**GIVEN INSTRUCTION:** Return, word for word, everything in the data below from the line containing "river-middle-pocomoke-va: Middle Pocomoke" down to the line containing "river-anacostia-dc: Anacostia River, DC", including both of those lines.

**LISTING:**
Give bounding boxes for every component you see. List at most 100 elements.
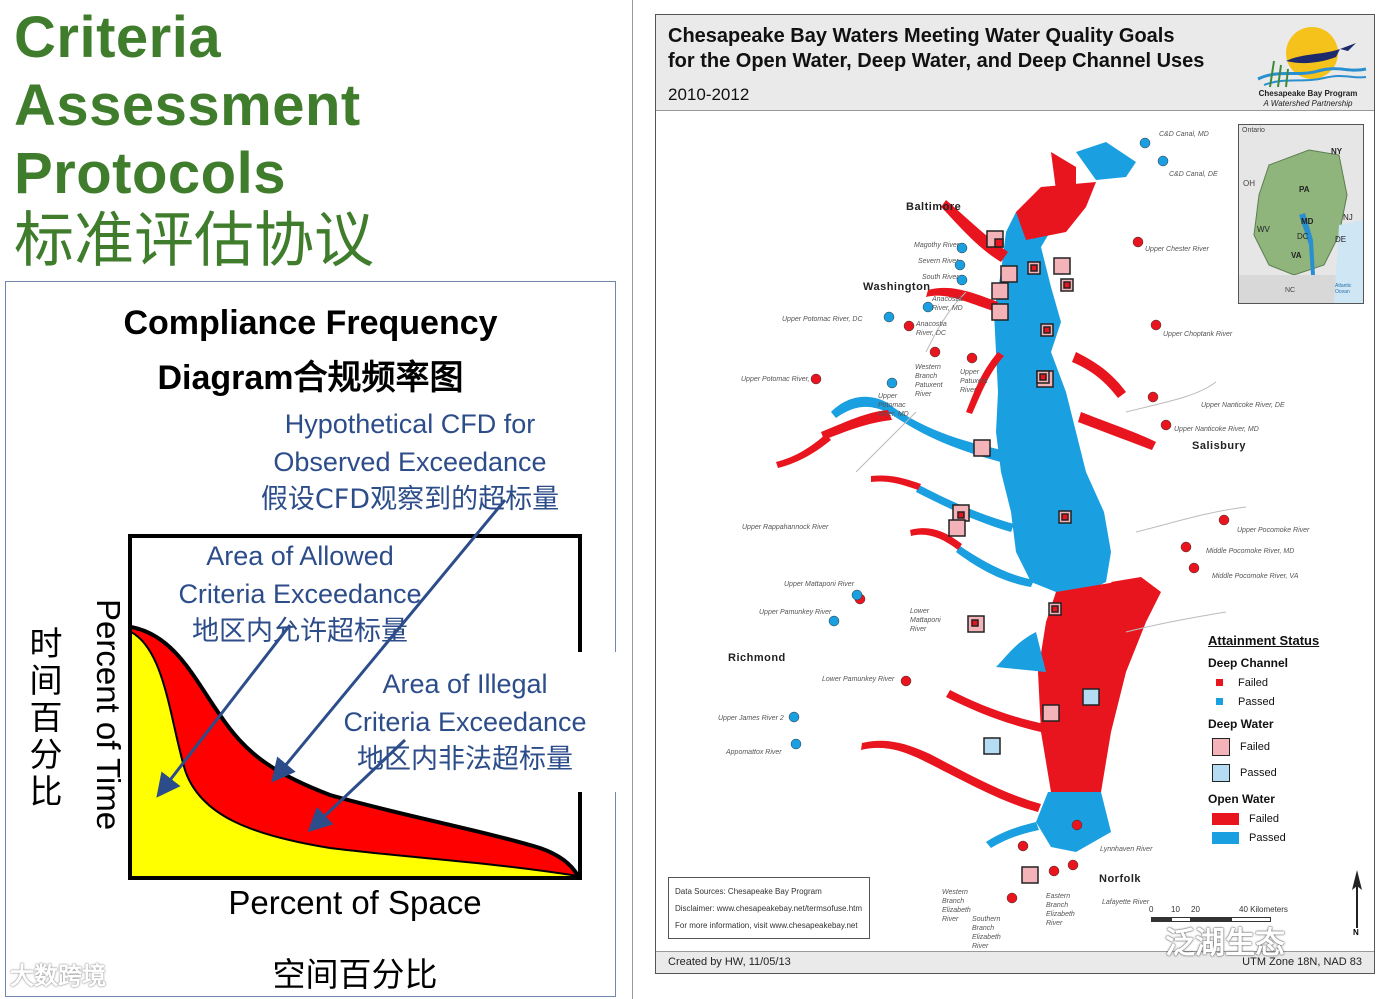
river-middle-pocomoke-va: Middle Pocomoke River, VA [1212,573,1299,580]
bay-program-logo-icon [1257,27,1367,88]
slide-title: Criteria Assessment Protocols 标准评估协议 [14,4,374,274]
hypothetical-en-1: Hypothetical CFD for [284,409,536,439]
watermark-left: 大数跨境 [10,963,106,990]
inset-va: VA [1291,251,1302,260]
map-footer: Created by HW, 11/05/13 UTM Zone 18N, NA… [656,951,1374,973]
y-axis-label-cn: 时间百分比 [29,624,63,811]
river-anacostia-dc: Anacostia River, DC [916,321,947,337]
map-frame: Chesapeake Bay Waters Meeting Water Qual… [655,14,1375,974]
observed-cfd-curve [130,625,580,878]
legend-deep-water-failed: Failed [1208,734,1319,760]
river-anacostia-md: Anacostia River, MD [932,296,963,312]
legend-open-water-failed: Failed [1208,809,1319,828]
river-eastern-elizabeth: Eastern Branch Elizabeth River [1046,893,1075,927]
bay-map [776,142,1247,852]
allowed-en-1: Area of Allowed [206,541,394,571]
watermark-right: 泛湖生态 [1165,927,1285,960]
scale-bar: 0 10 20 40 Kilometers [1149,905,1341,929]
river-upper-choptank: Upper Choptank River [1163,331,1233,338]
hypothetical-cn: 假设CFD观察到的超标量 [260,484,560,515]
map-title-line-1: Chesapeake Bay Waters Meeting Water Qual… [668,25,1175,47]
river-cd-de: C&D Canal, DE [1169,171,1218,178]
x-axis-label: Percent of Space [228,884,482,921]
legend-deep-water: Deep Water [1208,717,1274,731]
footer-created-by: Created by HW, 11/05/13 [668,956,791,968]
inset-nc: NC [1285,287,1296,294]
logo-text: Chesapeake Bay Program A Watershed Partn… [1248,89,1368,109]
city-salisbury: Salisbury [1192,440,1247,452]
title-line-3: Protocols [14,141,286,206]
north-arrow-icon: N [1350,870,1364,940]
city-washington: Washington [863,281,931,293]
cfd-title-line-1: Compliance Frequency [123,304,498,342]
cfd-plot [128,499,616,880]
arrow-illegal [307,738,407,833]
north-label: N [1353,928,1359,937]
legend-deep-channel-failed: Failed [1208,673,1319,692]
city-norfolk: Norfolk [1099,873,1141,885]
inset-map: Ontario NY PA OH NJ MD DE WV DC VA NC At… [1238,124,1364,304]
scale-40: 40 Kilometers [1239,905,1288,914]
inset-nj: NJ [1343,213,1353,222]
inset-wv: WV [1257,225,1270,234]
scale-10: 10 [1171,905,1180,914]
annotation-allowed: Area of Allowed Criteria Exceedance 地区内允… [170,537,430,651]
x-axis-label-cn: 空间百分比 [272,955,438,994]
inset-dc: DC [1297,232,1309,241]
map-header: Chesapeake Bay Waters Meeting Water Qual… [656,15,1374,111]
river-upper-chester: Upper Chester River [1145,246,1209,253]
reference-curve [130,631,579,877]
map-years: 2010-2012 [668,85,750,104]
legend: Attainment Status Deep Channel Failed Pa… [1208,633,1319,847]
river-appomattox: Appomattox River [726,749,782,756]
allowed-en-2: Criteria Exceedance [178,579,422,609]
sources-line-1: Data Sources: Chesapeake Bay Program [675,887,822,896]
allowed-cn: 地区内允许超标量 [192,616,408,647]
river-upper-potomac-dc: Upper Potomac River, DC [782,316,863,323]
river-lynnhaven: Lynnhaven River [1100,846,1153,853]
river-upper-rappahannock: Upper Rappahannock River [742,524,829,531]
inset-md: MD [1301,217,1314,226]
inset-ontario: Ontario [1242,127,1265,134]
illegal-exceedance-area [131,627,578,876]
river-lower-pamunkey: Lower Pamunkey River [822,676,895,683]
river-lower-mattaponi: Lower Mattaponi River [910,608,941,633]
inset-map-drawing [1239,125,1363,303]
illegal-en-1: Area of Illegal [382,669,548,699]
river-upper-james: Upper James River 2 [718,715,784,722]
legend-deep-channel-passed: Passed [1208,692,1319,711]
river-upper-potomac-va: Upper Potomac River, VA [741,376,821,383]
title-line-2: Assessment [14,73,361,138]
arrow-hypothetical [271,499,507,783]
sources-line-3: For more information, visit www.chesapea… [675,921,858,930]
inset-ocean: Atlantic Ocean [1335,283,1352,295]
logo-line-2: A Watershed Partnership [1263,99,1353,108]
legend-open-water: Open Water [1208,792,1275,806]
river-upper-nanticoke-de: Upper Nanticoke River, DE [1201,402,1285,409]
river-middle-pocomoke-md: Middle Pocomoke River, MD [1206,548,1295,555]
annotation-illegal: Area of Illegal Criteria Exceedance 地区内非… [336,665,594,779]
river-upper-patuxent: Upper Patuxent River [960,369,988,394]
river-lafayette: Lafayette River [1102,899,1150,906]
river-western-elizabeth: Western Branch Elizabeth River [942,889,971,923]
river-cd-md: C&D Canal, MD [1159,131,1209,138]
scale-20: 20 [1191,905,1200,914]
map-title: Chesapeake Bay Waters Meeting Water Qual… [668,24,1204,74]
river-upper-pocomoke: Upper Pocomoke River [1237,527,1310,534]
y-axis-label: Percent of Time [90,599,127,831]
river-south: South River [922,274,959,281]
legend-heading: Attainment Status [1208,633,1320,648]
legend-deep-water-passed: Passed [1208,760,1319,786]
sources-line-2: Disclaimer: www.chesapeakebay.net/termso… [675,904,863,913]
inset-de: DE [1335,235,1347,244]
data-sources-box: Data Sources: Chesapeake Bay Program Dis… [668,877,870,939]
allowed-exceedance-area [131,632,578,876]
illegal-cn: 地区内非法超标量 [357,744,573,775]
river-upper-potomac-md: Upper Potomac River, MD [878,393,909,418]
river-western-patuxent: Western Branch Patuxent River [915,364,943,398]
title-line-1: Criteria [14,5,222,70]
river-magothy: Magothy River [914,242,960,249]
hypothetical-en-2: Observed Exceedance [273,447,547,477]
map-panel: Chesapeake Bay Waters Meeting Water Qual… [632,0,1382,999]
cfd-title-line-2: Diagram合规频率图 [157,359,464,397]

**COMPLETED TASK:**
river-middle-pocomoke-va: Middle Pocomoke River, VA [1212,573,1299,580]
bay-program-logo-icon [1257,27,1367,88]
slide-title: Criteria Assessment Protocols 标准评估协议 [14,4,374,274]
hypothetical-en-1: Hypothetical CFD for [284,409,536,439]
watermark-left: 大数跨境 [10,963,106,990]
inset-va: VA [1291,251,1302,260]
map-footer: Created by HW, 11/05/13 UTM Zone 18N, NA… [656,951,1374,973]
y-axis-label-cn: 时间百分比 [29,624,63,811]
river-anacostia-dc: Anacostia River, DC [916,321,947,337]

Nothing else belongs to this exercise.